■ THE TASK
Search the material for the word "juni" and copy each line that holds it.

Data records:
>>>>>

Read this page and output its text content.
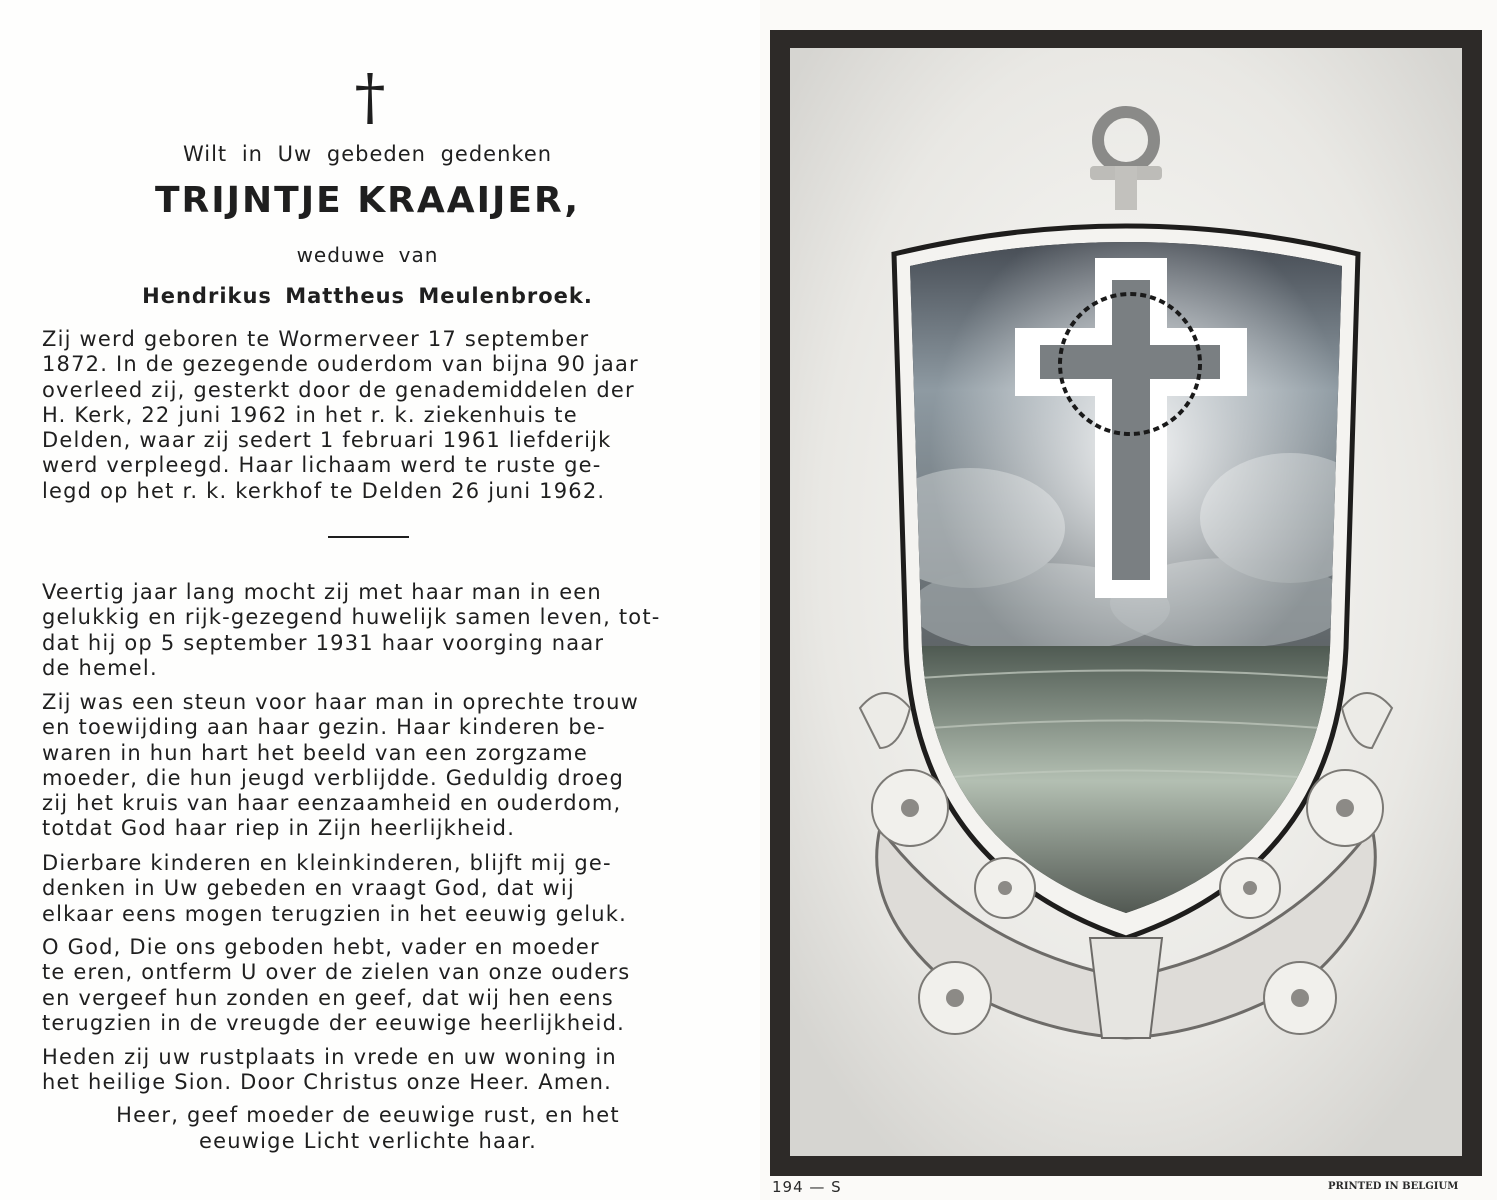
†
Wilt in Uw gebeden gedenken
TRIJNTJE KRAAIJER,
weduwe van
Hendrikus Mattheus Meulenbroek.
Zij werd geboren te Wormerveer 17 september
1872. In de gezegende ouderdom van bijna 90 jaar
overleed zij, gesterkt door de genademiddelen der
H. Kerk, 22 juni 1962 in het r. k. ziekenhuis te
Delden, waar zij sedert 1 februari 1961 liefderijk
werd verpleegd. Haar lichaam werd te ruste ge-
legd op het r. k. kerkhof te Delden 26 juni 1962.
Veertig jaar lang mocht zij met haar man in een
gelukkig en rijk-gezegend huwelijk samen leven, tot-
dat hij op 5 september 1931 haar voorging naar
de hemel.
Zij was een steun voor haar man in oprechte trouw
en toewijding aan haar gezin. Haar kinderen be-
waren in hun hart het beeld van een zorgzame
moeder, die hun jeugd verblijdde. Geduldig droeg
zij het kruis van haar eenzaamheid en ouderdom,
totdat God haar riep in Zijn heerlijkheid.
Dierbare kinderen en kleinkinderen, blijft mij ge-
denken in Uw gebeden en vraagt God, dat wij
elkaar eens mogen terugzien in het eeuwig geluk.
O God, Die ons geboden hebt, vader en moeder
te eren, ontferm U over de zielen van onze ouders
en vergeef hun zonden en geef, dat wij hen eens
terugzien in de vreugde der eeuwige heerlijkheid.
Heden zij uw rustplaats in vrede en uw woning in
het heilige Sion. Door Christus onze Heer. Amen.
Heer, geef moeder de eeuwige rust, en het
eeuwige Licht verlichte haar.
194 — S	PRINTED IN BELGIUM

<<<<<

■ REPLY TO THE EXERCISE
H. Kerk, 22 juni 1962 in het r. k. ziekenhuis te
legd op het r. k. kerkhof te Delden 26 juni 1962.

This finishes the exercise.